[Your goal] Repeat the records below exactly as they appear.

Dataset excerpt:
-=-=-
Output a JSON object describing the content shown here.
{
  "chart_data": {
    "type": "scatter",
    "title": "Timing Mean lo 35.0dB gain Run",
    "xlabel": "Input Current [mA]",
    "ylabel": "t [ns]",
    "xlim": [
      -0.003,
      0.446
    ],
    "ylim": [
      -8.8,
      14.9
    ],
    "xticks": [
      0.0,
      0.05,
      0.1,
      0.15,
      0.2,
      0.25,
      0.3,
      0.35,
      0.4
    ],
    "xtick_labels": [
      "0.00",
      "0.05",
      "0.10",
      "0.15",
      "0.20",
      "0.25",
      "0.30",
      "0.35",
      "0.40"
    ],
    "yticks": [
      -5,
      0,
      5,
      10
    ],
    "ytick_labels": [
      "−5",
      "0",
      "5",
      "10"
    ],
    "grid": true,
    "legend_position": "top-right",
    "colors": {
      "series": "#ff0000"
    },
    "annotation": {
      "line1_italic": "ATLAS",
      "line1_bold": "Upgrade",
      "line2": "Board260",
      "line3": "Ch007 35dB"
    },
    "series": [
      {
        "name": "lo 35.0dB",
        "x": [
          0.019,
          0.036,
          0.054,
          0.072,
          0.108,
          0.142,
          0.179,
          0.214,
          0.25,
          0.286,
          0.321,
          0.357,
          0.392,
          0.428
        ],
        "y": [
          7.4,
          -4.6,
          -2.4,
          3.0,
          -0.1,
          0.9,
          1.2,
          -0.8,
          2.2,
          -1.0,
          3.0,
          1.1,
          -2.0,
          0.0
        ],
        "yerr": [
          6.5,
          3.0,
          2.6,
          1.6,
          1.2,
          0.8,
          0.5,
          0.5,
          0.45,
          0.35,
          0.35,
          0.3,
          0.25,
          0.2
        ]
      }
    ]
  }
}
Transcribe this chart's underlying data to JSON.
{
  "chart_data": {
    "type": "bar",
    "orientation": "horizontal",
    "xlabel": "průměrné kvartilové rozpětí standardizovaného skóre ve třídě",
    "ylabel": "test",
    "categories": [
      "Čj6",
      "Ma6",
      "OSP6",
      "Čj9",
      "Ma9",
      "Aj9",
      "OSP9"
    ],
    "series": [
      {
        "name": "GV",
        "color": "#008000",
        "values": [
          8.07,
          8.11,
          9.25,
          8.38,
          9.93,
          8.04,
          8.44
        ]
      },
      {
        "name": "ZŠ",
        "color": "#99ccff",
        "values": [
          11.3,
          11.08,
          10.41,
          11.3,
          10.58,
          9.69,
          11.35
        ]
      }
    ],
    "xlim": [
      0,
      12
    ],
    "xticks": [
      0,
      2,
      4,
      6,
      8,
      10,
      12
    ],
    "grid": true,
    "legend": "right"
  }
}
-=-=-
[Reply]
Output a JSON object describing the content shown here.
{
  "chart_data": {
    "type": "scatter",
    "title": "Timing Mean lo 35.0dB gain Run",
    "xlabel": "Input Current [mA]",
    "ylabel": "t [ns]",
    "xlim": [
      -0.003,
      0.446
    ],
    "ylim": [
      -8.8,
      14.9
    ],
    "xticks": [
      0.0,
      0.05,
      0.1,
      0.15,
      0.2,
      0.25,
      0.3,
      0.35,
      0.4
    ],
    "xtick_labels": [
      "0.00",
      "0.05",
      "0.10",
      "0.15",
      "0.20",
      "0.25",
      "0.30",
      "0.35",
      "0.40"
    ],
    "yticks": [
      -5,
      0,
      5,
      10
    ],
    "ytick_labels": [
      "−5",
      "0",
      "5",
      "10"
    ],
    "grid": true,
    "legend_position": "top-right",
    "colors": {
      "series": "#ff0000"
    },
    "annotation": {
      "line1_italic": "ATLAS",
      "line1_bold": "Upgrade",
      "line2": "Board260",
      "line3": "Ch007 35dB"
    },
    "series": [
      {
        "name": "lo 35.0dB",
        "x": [
          0.019,
          0.036,
          0.054,
          0.072,
          0.108,
          0.142,
          0.179,
          0.214,
          0.25,
          0.286,
          0.321,
          0.357,
          0.392,
          0.428
        ],
        "y": [
          7.4,
          -4.6,
          -2.4,
          3.0,
          -0.1,
          0.9,
          1.2,
          -0.8,
          2.2,
          -1.0,
          3.0,
          1.1,
          -2.0,
          0.0
        ],
        "yerr": [
          6.5,
          3.0,
          2.6,
          1.6,
          1.2,
          0.8,
          0.5,
          0.5,
          0.45,
          0.35,
          0.35,
          0.3,
          0.25,
          0.2
        ]
      }
    ]
  }
}
Transcribe this chart's underlying data to JSON.
{
  "chart_data": {
    "type": "bar",
    "orientation": "horizontal",
    "xlabel": "průměrné kvartilové rozpětí standardizovaného skóre ve třídě",
    "ylabel": "test",
    "categories": [
      "Čj6",
      "Ma6",
      "OSP6",
      "Čj9",
      "Ma9",
      "Aj9",
      "OSP9"
    ],
    "series": [
      {
        "name": "GV",
        "color": "#008000",
        "values": [
          8.07,
          8.11,
          9.25,
          8.38,
          9.93,
          8.04,
          8.44
        ]
      },
      {
        "name": "ZŠ",
        "color": "#99ccff",
        "values": [
          11.3,
          11.08,
          10.41,
          11.3,
          10.58,
          9.69,
          11.35
        ]
      }
    ],
    "xlim": [
      0,
      12
    ],
    "xticks": [
      0,
      2,
      4,
      6,
      8,
      10,
      12
    ],
    "grid": true,
    "legend": "right"
  }
}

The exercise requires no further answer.